# What to do
Print out every line, exactly as written.

# Exercise material
========================================================================
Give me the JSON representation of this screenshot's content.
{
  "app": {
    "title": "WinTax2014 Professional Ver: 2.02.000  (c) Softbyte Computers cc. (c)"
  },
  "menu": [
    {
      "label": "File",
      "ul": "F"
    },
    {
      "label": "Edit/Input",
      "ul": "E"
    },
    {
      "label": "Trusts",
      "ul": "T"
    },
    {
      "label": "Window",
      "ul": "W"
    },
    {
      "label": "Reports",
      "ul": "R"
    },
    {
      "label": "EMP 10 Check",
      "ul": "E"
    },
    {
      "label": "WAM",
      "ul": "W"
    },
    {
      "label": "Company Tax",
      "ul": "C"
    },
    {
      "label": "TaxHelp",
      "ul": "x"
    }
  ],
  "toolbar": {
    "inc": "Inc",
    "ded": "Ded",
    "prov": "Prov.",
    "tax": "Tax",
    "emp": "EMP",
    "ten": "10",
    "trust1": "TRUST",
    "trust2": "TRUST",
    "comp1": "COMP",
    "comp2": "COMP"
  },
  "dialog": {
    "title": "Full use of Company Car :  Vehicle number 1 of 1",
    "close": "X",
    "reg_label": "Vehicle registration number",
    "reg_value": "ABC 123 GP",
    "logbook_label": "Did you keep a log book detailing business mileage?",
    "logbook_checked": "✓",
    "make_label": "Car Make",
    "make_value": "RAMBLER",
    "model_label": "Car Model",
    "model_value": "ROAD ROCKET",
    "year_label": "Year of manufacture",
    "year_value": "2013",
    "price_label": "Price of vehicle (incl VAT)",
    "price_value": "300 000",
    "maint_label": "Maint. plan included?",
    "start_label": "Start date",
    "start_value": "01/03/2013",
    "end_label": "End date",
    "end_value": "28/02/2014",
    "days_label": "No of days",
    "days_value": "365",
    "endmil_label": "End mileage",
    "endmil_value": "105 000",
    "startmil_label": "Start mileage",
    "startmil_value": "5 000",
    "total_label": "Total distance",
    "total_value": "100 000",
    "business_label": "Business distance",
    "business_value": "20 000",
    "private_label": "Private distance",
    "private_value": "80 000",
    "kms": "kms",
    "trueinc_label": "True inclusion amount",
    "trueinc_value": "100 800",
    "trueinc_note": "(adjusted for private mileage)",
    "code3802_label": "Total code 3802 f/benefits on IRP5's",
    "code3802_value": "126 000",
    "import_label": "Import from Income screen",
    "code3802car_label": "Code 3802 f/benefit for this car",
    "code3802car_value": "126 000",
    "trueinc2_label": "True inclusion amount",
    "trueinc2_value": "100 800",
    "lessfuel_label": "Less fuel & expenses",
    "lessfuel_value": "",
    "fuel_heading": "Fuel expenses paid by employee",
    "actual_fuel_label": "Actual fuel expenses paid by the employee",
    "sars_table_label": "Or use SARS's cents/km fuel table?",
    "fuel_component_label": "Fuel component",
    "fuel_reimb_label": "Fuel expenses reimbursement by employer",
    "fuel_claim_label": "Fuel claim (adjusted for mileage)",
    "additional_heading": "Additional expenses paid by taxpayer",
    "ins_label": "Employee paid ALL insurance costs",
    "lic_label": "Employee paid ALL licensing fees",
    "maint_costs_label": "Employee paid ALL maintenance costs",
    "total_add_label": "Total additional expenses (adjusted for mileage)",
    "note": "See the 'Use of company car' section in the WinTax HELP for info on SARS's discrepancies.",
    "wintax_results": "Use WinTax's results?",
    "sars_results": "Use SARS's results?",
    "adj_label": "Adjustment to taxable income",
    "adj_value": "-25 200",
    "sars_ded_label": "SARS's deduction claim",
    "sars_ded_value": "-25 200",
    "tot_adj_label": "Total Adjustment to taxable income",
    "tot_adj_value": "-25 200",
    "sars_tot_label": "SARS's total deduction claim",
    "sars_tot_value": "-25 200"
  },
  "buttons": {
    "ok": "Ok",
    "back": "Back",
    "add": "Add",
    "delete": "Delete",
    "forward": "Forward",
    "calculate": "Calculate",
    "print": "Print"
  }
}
========================================================================
# Answer to this problem
Give me the JSON representation of this screenshot's content.
{
  "app": {
    "title": "WinTax2014 Professional Ver: 2.02.000  (c) Softbyte Computers cc. (c)"
  },
  "menu": [
    {
      "label": "File",
      "ul": "F"
    },
    {
      "label": "Edit/Input",
      "ul": "E"
    },
    {
      "label": "Trusts",
      "ul": "T"
    },
    {
      "label": "Window",
      "ul": "W"
    },
    {
      "label": "Reports",
      "ul": "R"
    },
    {
      "label": "EMP 10 Check",
      "ul": "E"
    },
    {
      "label": "WAM",
      "ul": "W"
    },
    {
      "label": "Company Tax",
      "ul": "C"
    },
    {
      "label": "TaxHelp",
      "ul": "x"
    }
  ],
  "toolbar": {
    "inc": "Inc",
    "ded": "Ded",
    "prov": "Prov.",
    "tax": "Tax",
    "emp": "EMP",
    "ten": "10",
    "trust1": "TRUST",
    "trust2": "TRUST",
    "comp1": "COMP",
    "comp2": "COMP"
  },
  "dialog": {
    "title": "Full use of Company Car :  Vehicle number 1 of 1",
    "close": "X",
    "reg_label": "Vehicle registration number",
    "reg_value": "ABC 123 GP",
    "logbook_label": "Did you keep a log book detailing business mileage?",
    "logbook_checked": "✓",
    "make_label": "Car Make",
    "make_value": "RAMBLER",
    "model_label": "Car Model",
    "model_value": "ROAD ROCKET",
    "year_label": "Year of manufacture",
    "year_value": "2013",
    "price_label": "Price of vehicle (incl VAT)",
    "price_value": "300 000",
    "maint_label": "Maint. plan included?",
    "start_label": "Start date",
    "start_value": "01/03/2013",
    "end_label": "End date",
    "end_value": "28/02/2014",
    "days_label": "No of days",
    "days_value": "365",
    "endmil_label": "End mileage",
    "endmil_value": "105 000",
    "startmil_label": "Start mileage",
    "startmil_value": "5 000",
    "total_label": "Total distance",
    "total_value": "100 000",
    "business_label": "Business distance",
    "business_value": "20 000",
    "private_label": "Private distance",
    "private_value": "80 000",
    "kms": "kms",
    "trueinc_label": "True inclusion amount",
    "trueinc_value": "100 800",
    "trueinc_note": "(adjusted for private mileage)",
    "code3802_label": "Total code 3802 f/benefits on IRP5's",
    "code3802_value": "126 000",
    "import_label": "Import from Income screen",
    "code3802car_label": "Code 3802 f/benefit for this car",
    "code3802car_value": "126 000",
    "trueinc2_label": "True inclusion amount",
    "trueinc2_value": "100 800",
    "lessfuel_label": "Less fuel & expenses",
    "lessfuel_value": "",
    "fuel_heading": "Fuel expenses paid by employee",
    "actual_fuel_label": "Actual fuel expenses paid by the employee",
    "sars_table_label": "Or use SARS's cents/km fuel table?",
    "fuel_component_label": "Fuel component",
    "fuel_reimb_label": "Fuel expenses reimbursement by employer",
    "fuel_claim_label": "Fuel claim (adjusted for mileage)",
    "additional_heading": "Additional expenses paid by taxpayer",
    "ins_label": "Employee paid ALL insurance costs",
    "lic_label": "Employee paid ALL licensing fees",
    "maint_costs_label": "Employee paid ALL maintenance costs",
    "total_add_label": "Total additional expenses (adjusted for mileage)",
    "note": "See the 'Use of company car' section in the WinTax HELP for info on SARS's discrepancies.",
    "wintax_results": "Use WinTax's results?",
    "sars_results": "Use SARS's results?",
    "adj_label": "Adjustment to taxable income",
    "adj_value": "-25 200",
    "sars_ded_label": "SARS's deduction claim",
    "sars_ded_value": "-25 200",
    "tot_adj_label": "Total Adjustment to taxable income",
    "tot_adj_value": "-25 200",
    "sars_tot_label": "SARS's total deduction claim",
    "sars_tot_value": "-25 200"
  },
  "buttons": {
    "ok": "Ok",
    "back": "Back",
    "add": "Add",
    "delete": "Delete",
    "forward": "Forward",
    "calculate": "Calculate",
    "print": "Print"
  }
}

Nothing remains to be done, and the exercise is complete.